Task to carry out:
Print every entry exactly as written.

[Start of Data supplied]

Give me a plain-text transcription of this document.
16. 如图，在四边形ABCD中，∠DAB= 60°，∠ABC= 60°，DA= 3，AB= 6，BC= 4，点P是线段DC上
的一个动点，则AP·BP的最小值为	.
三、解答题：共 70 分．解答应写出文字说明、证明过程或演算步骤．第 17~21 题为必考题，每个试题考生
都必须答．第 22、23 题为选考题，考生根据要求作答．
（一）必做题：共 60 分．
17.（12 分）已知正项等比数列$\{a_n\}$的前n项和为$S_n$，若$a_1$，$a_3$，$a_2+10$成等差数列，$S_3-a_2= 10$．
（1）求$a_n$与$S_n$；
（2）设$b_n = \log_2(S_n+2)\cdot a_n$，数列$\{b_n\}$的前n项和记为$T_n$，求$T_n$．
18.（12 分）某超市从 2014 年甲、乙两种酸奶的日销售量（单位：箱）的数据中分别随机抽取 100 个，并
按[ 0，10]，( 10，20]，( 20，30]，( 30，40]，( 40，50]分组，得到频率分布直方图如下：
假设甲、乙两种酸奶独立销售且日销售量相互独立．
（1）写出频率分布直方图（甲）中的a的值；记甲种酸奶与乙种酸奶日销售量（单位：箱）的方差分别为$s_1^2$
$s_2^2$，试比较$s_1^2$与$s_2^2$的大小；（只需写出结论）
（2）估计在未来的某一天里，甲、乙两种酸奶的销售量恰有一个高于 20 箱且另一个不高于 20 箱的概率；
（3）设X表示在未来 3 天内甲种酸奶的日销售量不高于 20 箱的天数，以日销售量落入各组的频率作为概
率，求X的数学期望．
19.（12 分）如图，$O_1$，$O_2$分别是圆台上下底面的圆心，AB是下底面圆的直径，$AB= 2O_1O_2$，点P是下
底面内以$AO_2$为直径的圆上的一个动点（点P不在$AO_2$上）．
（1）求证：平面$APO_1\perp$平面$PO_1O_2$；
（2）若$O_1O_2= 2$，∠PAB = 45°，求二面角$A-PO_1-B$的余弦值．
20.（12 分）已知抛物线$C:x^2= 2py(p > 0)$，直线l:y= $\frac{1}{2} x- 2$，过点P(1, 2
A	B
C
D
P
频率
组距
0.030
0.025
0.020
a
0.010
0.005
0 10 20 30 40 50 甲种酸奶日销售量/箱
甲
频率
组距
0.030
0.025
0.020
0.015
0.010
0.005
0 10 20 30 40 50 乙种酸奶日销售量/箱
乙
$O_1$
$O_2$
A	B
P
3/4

[End of Data supplied]

Correct output:
Give me a plain-text transcription of this document.
16. 如图，在四边形ABCD中，∠DAB= 60°，∠ABC= 60°，DA= 3，AB= 6，BC= 4，点P是线段DC上
的一个动点，则AP·BP的最小值为	.
三、解答题：共 70 分．解答应写出文字说明、证明过程或演算步骤．第 17~21 题为必考题，每个试题考生
都必须答．第 22、23 题为选考题，考生根据要求作答．
（一）必做题：共 60 分．
17.（12 分）已知正项等比数列$\{a_n\}$的前n项和为$S_n$，若$a_1$，$a_3$，$a_2+10$成等差数列，$S_3-a_2= 10$．
（1）求$a_n$与$S_n$；
（2）设$b_n = \log_2(S_n+2)\cdot a_n$，数列$\{b_n\}$的前n项和记为$T_n$，求$T_n$．
18.（12 分）某超市从 2014 年甲、乙两种酸奶的日销售量（单位：箱）的数据中分别随机抽取 100 个，并
按[ 0，10]，( 10，20]，( 20，30]，( 30，40]，( 40，50]分组，得到频率分布直方图如下：
假设甲、乙两种酸奶独立销售且日销售量相互独立．
（1）写出频率分布直方图（甲）中的a的值；记甲种酸奶与乙种酸奶日销售量（单位：箱）的方差分别为$s_1^2$
$s_2^2$，试比较$s_1^2$与$s_2^2$的大小；（只需写出结论）
（2）估计在未来的某一天里，甲、乙两种酸奶的销售量恰有一个高于 20 箱且另一个不高于 20 箱的概率；
（3）设X表示在未来 3 天内甲种酸奶的日销售量不高于 20 箱的天数，以日销售量落入各组的频率作为概
率，求X的数学期望．
19.（12 分）如图，$O_1$，$O_2$分别是圆台上下底面的圆心，AB是下底面圆的直径，$AB= 2O_1O_2$，点P是下
底面内以$AO_2$为直径的圆上的一个动点（点P不在$AO_2$上）．
（1）求证：平面$APO_1\perp$平面$PO_1O_2$；
（2）若$O_1O_2= 2$，∠PAB = 45°，求二面角$A-PO_1-B$的余弦值．
20.（12 分）已知抛物线$C:x^2= 2py(p > 0)$，直线l:y= $\frac{1}{2} x- 2$，过点P(1, 2
A	B
C
D
P
频率
组距
0.030
0.025
0.020
a
0.010
0.005
0 10 20 30 40 50 甲种酸奶日销售量/箱
甲
频率
组距
0.030
0.025
0.020
0.015
0.010
0.005
0 10 20 30 40 50 乙种酸奶日销售量/箱
乙
$O_1$
$O_2$
A	B
P
3/4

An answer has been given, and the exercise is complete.